Set problem -> Write the data below out exactly as it stands. Do not include the pictures.

Items from a data source ->
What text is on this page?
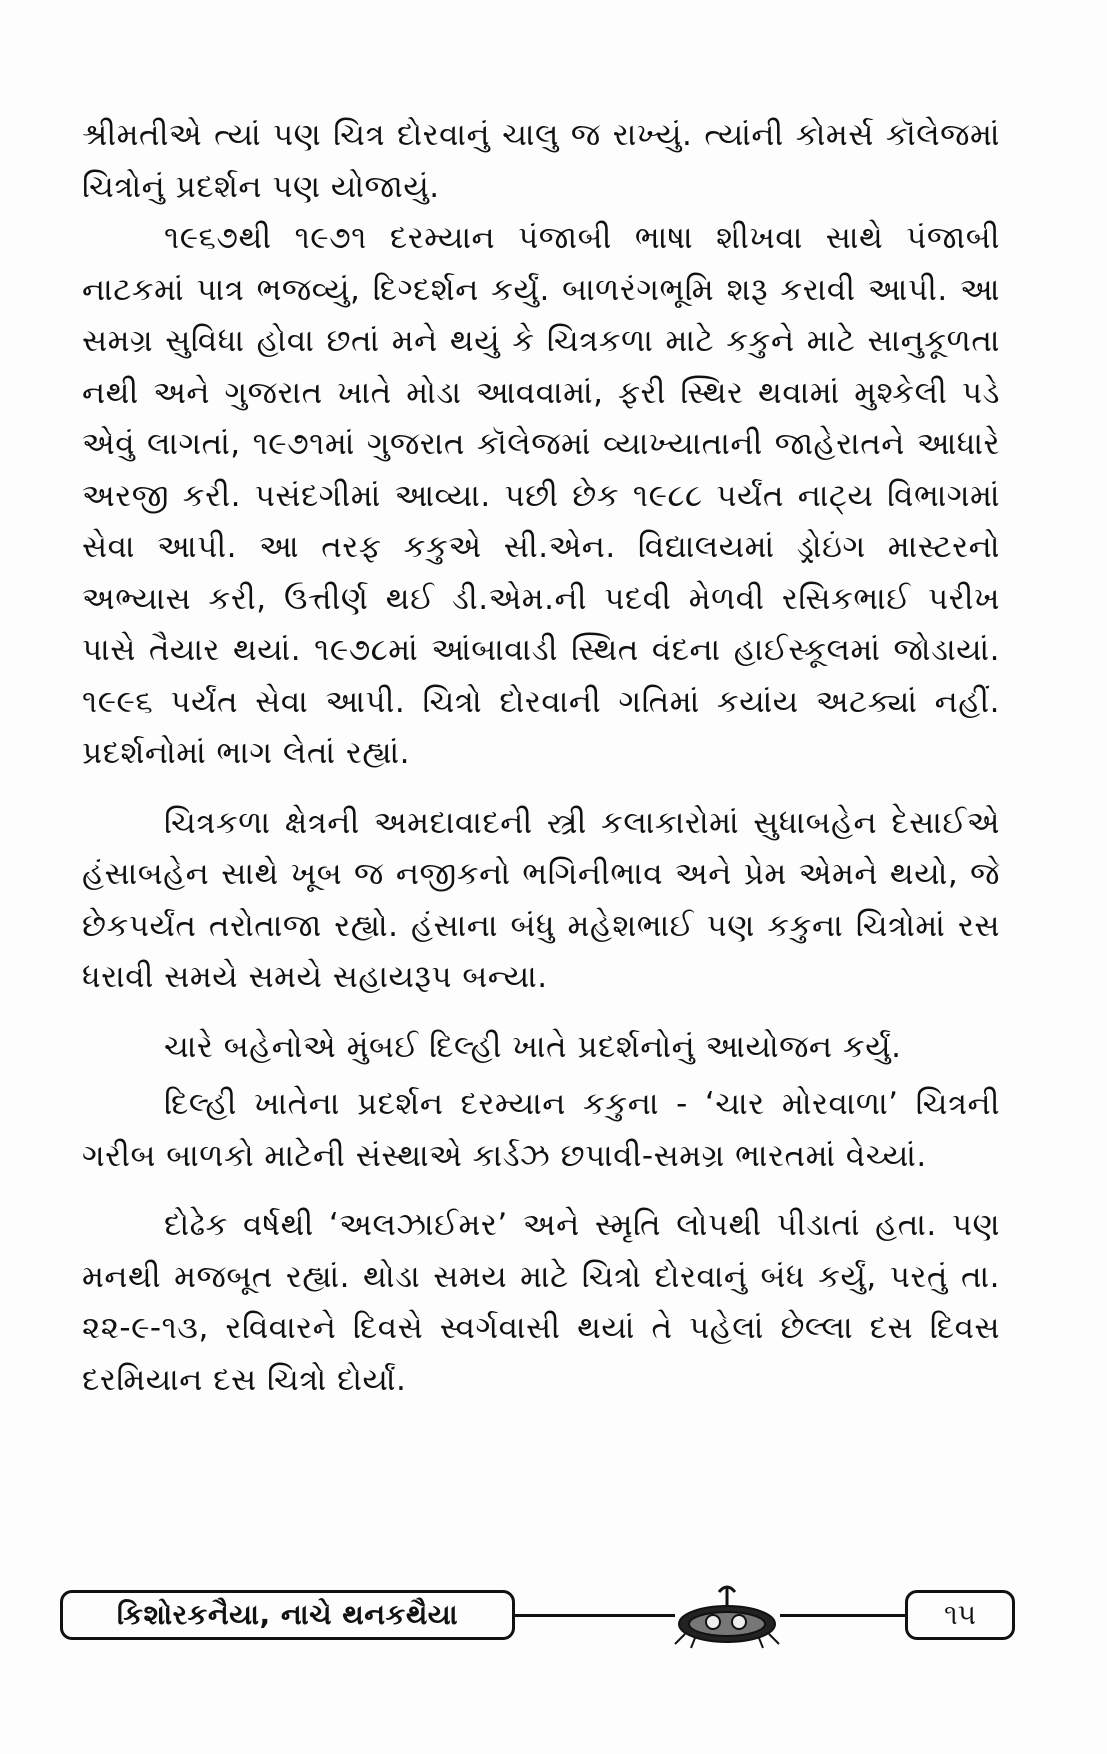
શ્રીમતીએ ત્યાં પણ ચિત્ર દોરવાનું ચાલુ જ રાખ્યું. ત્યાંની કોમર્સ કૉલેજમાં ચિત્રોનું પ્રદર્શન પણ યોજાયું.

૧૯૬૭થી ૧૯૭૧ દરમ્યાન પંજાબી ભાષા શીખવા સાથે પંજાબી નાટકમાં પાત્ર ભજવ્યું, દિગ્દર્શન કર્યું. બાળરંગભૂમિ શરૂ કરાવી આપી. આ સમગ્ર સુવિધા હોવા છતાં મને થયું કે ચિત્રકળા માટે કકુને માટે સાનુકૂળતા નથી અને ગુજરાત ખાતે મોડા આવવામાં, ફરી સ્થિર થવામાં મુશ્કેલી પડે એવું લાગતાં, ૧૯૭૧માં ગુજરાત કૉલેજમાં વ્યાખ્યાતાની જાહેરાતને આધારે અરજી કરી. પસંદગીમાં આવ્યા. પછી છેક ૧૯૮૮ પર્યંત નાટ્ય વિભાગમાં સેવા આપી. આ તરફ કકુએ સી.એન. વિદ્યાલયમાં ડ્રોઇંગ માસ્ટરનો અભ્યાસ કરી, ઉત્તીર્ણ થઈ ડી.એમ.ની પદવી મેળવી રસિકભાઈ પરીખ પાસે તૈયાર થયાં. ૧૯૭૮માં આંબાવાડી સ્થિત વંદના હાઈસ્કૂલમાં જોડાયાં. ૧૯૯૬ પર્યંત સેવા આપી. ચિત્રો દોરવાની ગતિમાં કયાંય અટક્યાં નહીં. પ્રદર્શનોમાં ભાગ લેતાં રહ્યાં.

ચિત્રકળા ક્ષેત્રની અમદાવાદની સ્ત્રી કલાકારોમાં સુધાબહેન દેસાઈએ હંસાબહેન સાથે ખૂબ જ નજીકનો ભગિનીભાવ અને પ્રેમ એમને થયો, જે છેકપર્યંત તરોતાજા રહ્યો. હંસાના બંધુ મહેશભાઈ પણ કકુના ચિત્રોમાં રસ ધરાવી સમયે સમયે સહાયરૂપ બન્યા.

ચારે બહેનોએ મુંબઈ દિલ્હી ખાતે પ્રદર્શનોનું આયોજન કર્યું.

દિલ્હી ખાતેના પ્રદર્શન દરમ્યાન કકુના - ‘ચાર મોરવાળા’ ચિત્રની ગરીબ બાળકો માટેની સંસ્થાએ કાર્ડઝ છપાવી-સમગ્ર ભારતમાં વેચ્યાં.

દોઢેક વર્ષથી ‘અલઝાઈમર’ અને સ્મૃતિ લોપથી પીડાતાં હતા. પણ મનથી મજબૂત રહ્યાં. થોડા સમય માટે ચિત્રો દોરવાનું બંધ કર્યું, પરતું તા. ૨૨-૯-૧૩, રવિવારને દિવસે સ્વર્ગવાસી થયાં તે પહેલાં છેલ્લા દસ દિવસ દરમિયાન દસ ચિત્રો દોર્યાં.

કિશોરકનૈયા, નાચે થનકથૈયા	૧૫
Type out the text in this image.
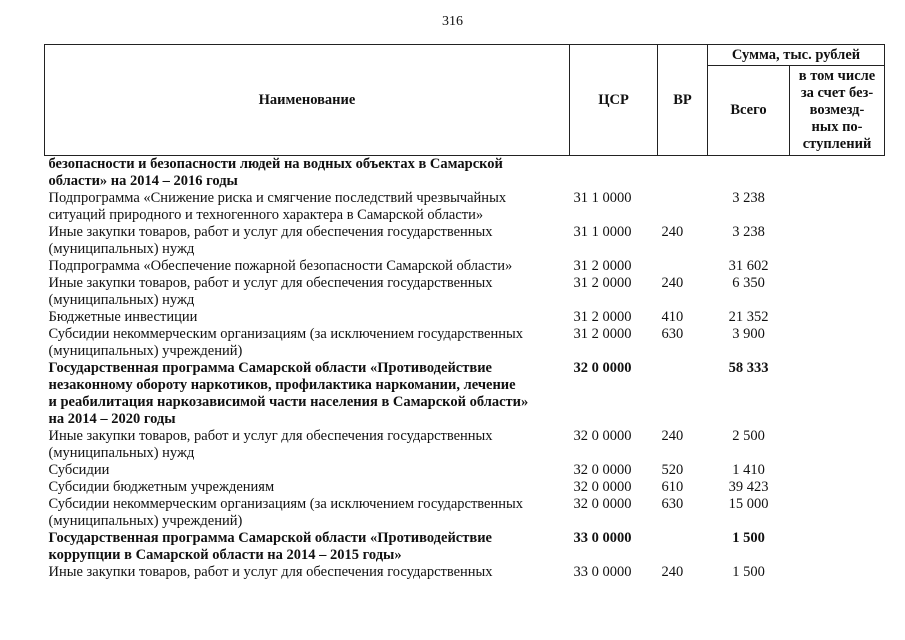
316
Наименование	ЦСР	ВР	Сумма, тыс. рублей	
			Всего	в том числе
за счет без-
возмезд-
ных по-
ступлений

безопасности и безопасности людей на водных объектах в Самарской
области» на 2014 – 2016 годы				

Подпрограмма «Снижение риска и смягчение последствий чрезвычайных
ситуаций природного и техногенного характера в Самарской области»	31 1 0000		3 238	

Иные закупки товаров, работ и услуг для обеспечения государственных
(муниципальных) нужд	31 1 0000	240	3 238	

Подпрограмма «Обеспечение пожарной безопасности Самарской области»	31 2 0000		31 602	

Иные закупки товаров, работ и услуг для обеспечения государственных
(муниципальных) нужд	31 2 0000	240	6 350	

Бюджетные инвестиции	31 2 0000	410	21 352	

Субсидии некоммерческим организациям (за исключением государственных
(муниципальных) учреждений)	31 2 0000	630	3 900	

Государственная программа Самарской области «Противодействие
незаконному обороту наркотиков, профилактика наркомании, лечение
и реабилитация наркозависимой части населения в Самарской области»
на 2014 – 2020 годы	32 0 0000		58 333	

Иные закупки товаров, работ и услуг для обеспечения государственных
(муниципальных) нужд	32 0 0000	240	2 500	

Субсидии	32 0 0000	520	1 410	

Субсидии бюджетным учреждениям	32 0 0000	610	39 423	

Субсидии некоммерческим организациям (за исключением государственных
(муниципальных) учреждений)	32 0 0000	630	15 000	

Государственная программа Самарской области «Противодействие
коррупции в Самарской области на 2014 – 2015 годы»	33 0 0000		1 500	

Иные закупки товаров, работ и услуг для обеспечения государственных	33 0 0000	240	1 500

Output of the task ->
What text is on this page?
શ્રીમતીએ ત્યાં પણ ચિત્ર દોરવાનું ચાલુ જ રાખ્યું. ત્યાંની કોમર્સ કૉલેજમાં ચિત્રોનું પ્રદર્શન પણ યોજાયું.

૧૯૬૭થી ૧૯૭૧ દરમ્યાન પંજાબી ભાષા શીખવા સાથે પંજાબી નાટકમાં પાત્ર ભજવ્યું, દિગ્દર્શન કર્યું. બાળરંગભૂમિ શરૂ કરાવી આપી. આ સમગ્ર સુવિધા હોવા છતાં મને થયું કે ચિત્રકળા માટે કકુને માટે સાનુકૂળતા નથી અને ગુજરાત ખાતે મોડા આવવામાં, ફરી સ્થિર થવામાં મુશ્કેલી પડે એવું લાગતાં, ૧૯૭૧માં ગુજરાત કૉલેજમાં વ્યાખ્યાતાની જાહેરાતને આધારે અરજી કરી. પસંદગીમાં આવ્યા. પછી છેક ૧૯૮૮ પર્યંત નાટ્ય વિભાગમાં સેવા આપી. આ તરફ કકુએ સી.એન. વિદ્યાલયમાં ડ્રોઇંગ માસ્ટરનો અભ્યાસ કરી, ઉત્તીર્ણ થઈ ડી.એમ.ની પદવી મેળવી રસિકભાઈ પરીખ પાસે તૈયાર થયાં. ૧૯૭૮માં આંબાવાડી સ્થિત વંદના હાઈસ્કૂલમાં જોડાયાં. ૧૯૯૬ પર્યંત સેવા આપી. ચિત્રો દોરવાની ગતિમાં કયાંય અટક્યાં નહીં. પ્રદર્શનોમાં ભાગ લેતાં રહ્યાં.

ચિત્રકળા ક્ષેત્રની અમદાવાદની સ્ત્રી કલાકારોમાં સુધાબહેન દેસાઈએ હંસાબહેન સાથે ખૂબ જ નજીકનો ભગિનીભાવ અને પ્રેમ એમને થયો, જે છેકપર્યંત તરોતાજા રહ્યો. હંસાના બંધુ મહેશભાઈ પણ કકુના ચિત્રોમાં રસ ધરાવી સમયે સમયે સહાયરૂપ બન્યા.

ચારે બહેનોએ મુંબઈ દિલ્હી ખાતે પ્રદર્શનોનું આયોજન કર્યું.

દિલ્હી ખાતેના પ્રદર્શન દરમ્યાન કકુના - ‘ચાર મોરવાળા’ ચિત્રની ગરીબ બાળકો માટેની સંસ્થાએ કાર્ડઝ છપાવી-સમગ્ર ભારતમાં વેચ્યાં.

દોઢેક વર્ષથી ‘અલઝાઈમર’ અને સ્મૃતિ લોપથી પીડાતાં હતા. પણ મનથી મજબૂત રહ્યાં. થોડા સમય માટે ચિત્રો દોરવાનું બંધ કર્યું, પરતું તા. ૨૨-૯-૧૩, રવિવારને દિવસે સ્વર્ગવાસી થયાં તે પહેલાં છેલ્લા દસ દિવસ દરમિયાન દસ ચિત્રો દોર્યાં.

કિશોરકનૈયા, નાચે થનકથૈયા	૧૫
Type out the text in this image.
316
Наименование	ЦСР	ВР	Сумма, тыс. рублей	
			Всего	в том числе
за счет без-
возмезд-
ных по-
ступлений

безопасности и безопасности людей на водных объектах в Самарской
области» на 2014 – 2016 годы				

Подпрограмма «Снижение риска и смягчение последствий чрезвычайных
ситуаций природного и техногенного характера в Самарской области»	31 1 0000		3 238	

Иные закупки товаров, работ и услуг для обеспечения государственных
(муниципальных) нужд	31 1 0000	240	3 238	

Подпрограмма «Обеспечение пожарной безопасности Самарской области»	31 2 0000		31 602	

Иные закупки товаров, работ и услуг для обеспечения государственных
(муниципальных) нужд	31 2 0000	240	6 350	

Бюджетные инвестиции	31 2 0000	410	21 352	

Субсидии некоммерческим организациям (за исключением государственных
(муниципальных) учреждений)	31 2 0000	630	3 900	

Государственная программа Самарской области «Противодействие
незаконному обороту наркотиков, профилактика наркомании, лечение
и реабилитация наркозависимой части населения в Самарской области»
на 2014 – 2020 годы	32 0 0000		58 333	

Иные закупки товаров, работ и услуг для обеспечения государственных
(муниципальных) нужд	32 0 0000	240	2 500	

Субсидии	32 0 0000	520	1 410	

Субсидии бюджетным учреждениям	32 0 0000	610	39 423	

Субсидии некоммерческим организациям (за исключением государственных
(муниципальных) учреждений)	32 0 0000	630	15 000	

Государственная программа Самарской области «Противодействие
коррупции в Самарской области на 2014 – 2015 годы»	33 0 0000		1 500	

Иные закупки товаров, работ и услуг для обеспечения государственных	33 0 0000	240	1 500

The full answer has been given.